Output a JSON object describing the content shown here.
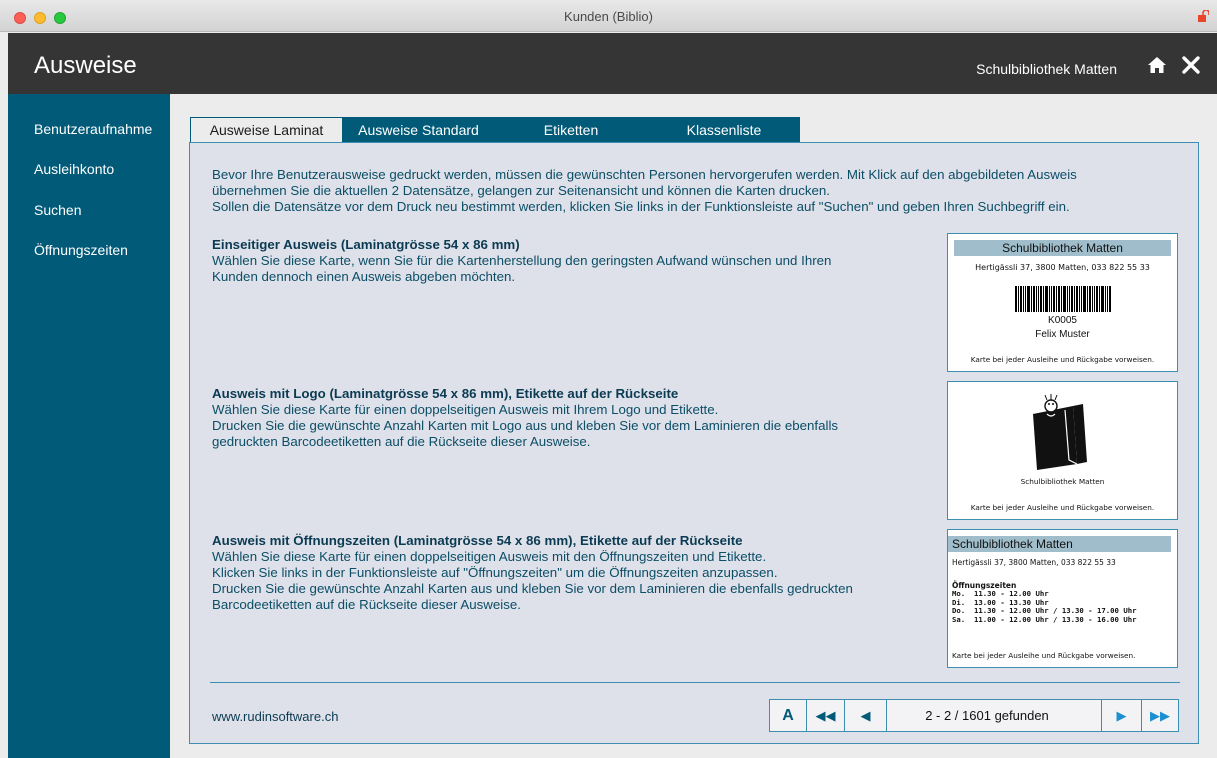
{
  "window": {
    "title": "Kunden (Biblio)"
  },
  "header": {
    "title": "Ausweise",
    "library": "Schulbibliothek Matten"
  },
  "sidebar": {
    "items": [
      {
        "label": "Benutzeraufnahme"
      },
      {
        "label": "Ausleihkonto"
      },
      {
        "label": "Suchen"
      },
      {
        "label": "Öffnungszeiten"
      }
    ]
  },
  "tabs": [
    {
      "label": "Ausweise Laminat",
      "active": true
    },
    {
      "label": "Ausweise Standard",
      "active": false
    },
    {
      "label": "Etiketten",
      "active": false
    },
    {
      "label": "Klassenliste",
      "active": false
    }
  ],
  "intro": [
    "Bevor Ihre Benutzerausweise gedruckt werden, müssen die gewünschten Personen hervorgerufen werden. Mit Klick auf den abgebildeten Ausweis",
    "übernehmen Sie die aktuellen 2 Datensätze, gelangen zur Seitenansicht und können die Karten drucken.",
    "Sollen die Datensätze vor dem Druck neu bestimmt werden, klicken Sie links in der Funktionsleiste auf \"Suchen\" und geben Ihren Suchbegriff ein."
  ],
  "sections": [
    {
      "title": "Einseitiger Ausweis (Laminatgrösse 54 x 86 mm)",
      "lines": [
        "Wählen Sie diese Karte, wenn Sie für die Kartenherstellung den geringsten Aufwand wünschen und Ihren",
        "Kunden dennoch einen Ausweis abgeben möchten."
      ]
    },
    {
      "title": "Ausweis mit Logo (Laminatgrösse 54 x 86 mm), Etikette auf der Rückseite",
      "lines": [
        "Wählen Sie diese Karte für einen doppelseitigen Ausweis mit Ihrem Logo und Etikette.",
        "Drucken Sie die gewünschte Anzahl Karten mit Logo aus und kleben Sie vor dem Laminieren die ebenfalls",
        "gedruckten Barcodeetiketten auf die Rückseite dieser Ausweise."
      ]
    },
    {
      "title": "Ausweis mit Öffnungszeiten (Laminatgrösse 54 x 86 mm), Etikette auf der Rückseite",
      "lines": [
        "Wählen Sie diese Karte für einen doppelseitigen Ausweis mit den Öffnungszeiten und Etikette.",
        "Klicken Sie links in der Funktionsleiste auf \"Öffnungszeiten\" um die Öffnungszeiten anzupassen.",
        "Drucken Sie die gewünschte Anzahl Karten aus und kleben Sie vor dem Laminieren die ebenfalls gedruckten",
        "Barcodeetiketten auf die Rückseite dieser Ausweise."
      ]
    }
  ],
  "cards": {
    "card1": {
      "library": "Schulbibliothek Matten",
      "address": "Hertigässli 37, 3800 Matten, 033 822 55 33",
      "id": "K0005",
      "name": "Felix Muster",
      "footer": "Karte bei jeder Ausleihe und Rückgabe vorweisen."
    },
    "card2": {
      "library": "Schulbibliothek Matten",
      "footer": "Karte bei jeder Ausleihe und Rückgabe vorweisen."
    },
    "card3": {
      "library": "Schulbibliothek Matten",
      "address": "Hertigässli 37, 3800 Matten, 033 822 55 33",
      "hours_title": "Öffnungszeiten",
      "hours": [
        "Mo.  11.30 - 12.00 Uhr",
        "Di.  13.00 - 13.30 Uhr",
        "Do.  11.30 - 12.00 Uhr / 13.30 - 17.00 Uhr",
        "Sa.  11.00 - 12.00 Uhr / 13.30 - 16.00 Uhr"
      ],
      "footer": "Karte bei jeder Ausleihe und Rückgabe vorweisen."
    }
  },
  "footer": {
    "url": "www.rudinsoftware.ch",
    "pager": {
      "a_label": "A",
      "first": "◀◀",
      "prev": "◀",
      "info": "2 - 2 / 1601 gefunden",
      "next": "▶",
      "last": "▶▶"
    }
  },
  "colors": {
    "sidebar": "#005a78",
    "header": "#353535",
    "accent": "#3c8fb0",
    "card_head": "#9fbdcb"
  }
}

Goal:
Transcribe every entry word for word, but skip the pictures.

Solution to the exercise:
Output a JSON object describing the content shown here.
{
  "window": {
    "title": "Kunden (Biblio)"
  },
  "header": {
    "title": "Ausweise",
    "library": "Schulbibliothek Matten"
  },
  "sidebar": {
    "items": [
      {
        "label": "Benutzeraufnahme"
      },
      {
        "label": "Ausleihkonto"
      },
      {
        "label": "Suchen"
      },
      {
        "label": "Öffnungszeiten"
      }
    ]
  },
  "tabs": [
    {
      "label": "Ausweise Laminat",
      "active": true
    },
    {
      "label": "Ausweise Standard",
      "active": false
    },
    {
      "label": "Etiketten",
      "active": false
    },
    {
      "label": "Klassenliste",
      "active": false
    }
  ],
  "intro": [
    "Bevor Ihre Benutzerausweise gedruckt werden, müssen die gewünschten Personen hervorgerufen werden. Mit Klick auf den abgebildeten Ausweis",
    "übernehmen Sie die aktuellen 2 Datensätze, gelangen zur Seitenansicht und können die Karten drucken.",
    "Sollen die Datensätze vor dem Druck neu bestimmt werden, klicken Sie links in der Funktionsleiste auf \"Suchen\" und geben Ihren Suchbegriff ein."
  ],
  "sections": [
    {
      "title": "Einseitiger Ausweis (Laminatgrösse 54 x 86 mm)",
      "lines": [
        "Wählen Sie diese Karte, wenn Sie für die Kartenherstellung den geringsten Aufwand wünschen und Ihren",
        "Kunden dennoch einen Ausweis abgeben möchten."
      ]
    },
    {
      "title": "Ausweis mit Logo (Laminatgrösse 54 x 86 mm), Etikette auf der Rückseite",
      "lines": [
        "Wählen Sie diese Karte für einen doppelseitigen Ausweis mit Ihrem Logo und Etikette.",
        "Drucken Sie die gewünschte Anzahl Karten mit Logo aus und kleben Sie vor dem Laminieren die ebenfalls",
        "gedruckten Barcodeetiketten auf die Rückseite dieser Ausweise."
      ]
    },
    {
      "title": "Ausweis mit Öffnungszeiten (Laminatgrösse 54 x 86 mm), Etikette auf der Rückseite",
      "lines": [
        "Wählen Sie diese Karte für einen doppelseitigen Ausweis mit den Öffnungszeiten und Etikette.",
        "Klicken Sie links in der Funktionsleiste auf \"Öffnungszeiten\" um die Öffnungszeiten anzupassen.",
        "Drucken Sie die gewünschte Anzahl Karten aus und kleben Sie vor dem Laminieren die ebenfalls gedruckten",
        "Barcodeetiketten auf die Rückseite dieser Ausweise."
      ]
    }
  ],
  "cards": {
    "card1": {
      "library": "Schulbibliothek Matten",
      "address": "Hertigässli 37, 3800 Matten, 033 822 55 33",
      "id": "K0005",
      "name": "Felix Muster",
      "footer": "Karte bei jeder Ausleihe und Rückgabe vorweisen."
    },
    "card2": {
      "library": "Schulbibliothek Matten",
      "footer": "Karte bei jeder Ausleihe und Rückgabe vorweisen."
    },
    "card3": {
      "library": "Schulbibliothek Matten",
      "address": "Hertigässli 37, 3800 Matten, 033 822 55 33",
      "hours_title": "Öffnungszeiten",
      "hours": [
        "Mo.  11.30 - 12.00 Uhr",
        "Di.  13.00 - 13.30 Uhr",
        "Do.  11.30 - 12.00 Uhr / 13.30 - 17.00 Uhr",
        "Sa.  11.00 - 12.00 Uhr / 13.30 - 16.00 Uhr"
      ],
      "footer": "Karte bei jeder Ausleihe und Rückgabe vorweisen."
    }
  },
  "footer": {
    "url": "www.rudinsoftware.ch",
    "pager": {
      "a_label": "A",
      "first": "◀◀",
      "prev": "◀",
      "info": "2 - 2 / 1601 gefunden",
      "next": "▶",
      "last": "▶▶"
    }
  },
  "colors": {
    "sidebar": "#005a78",
    "header": "#353535",
    "accent": "#3c8fb0",
    "card_head": "#9fbdcb"
  }
}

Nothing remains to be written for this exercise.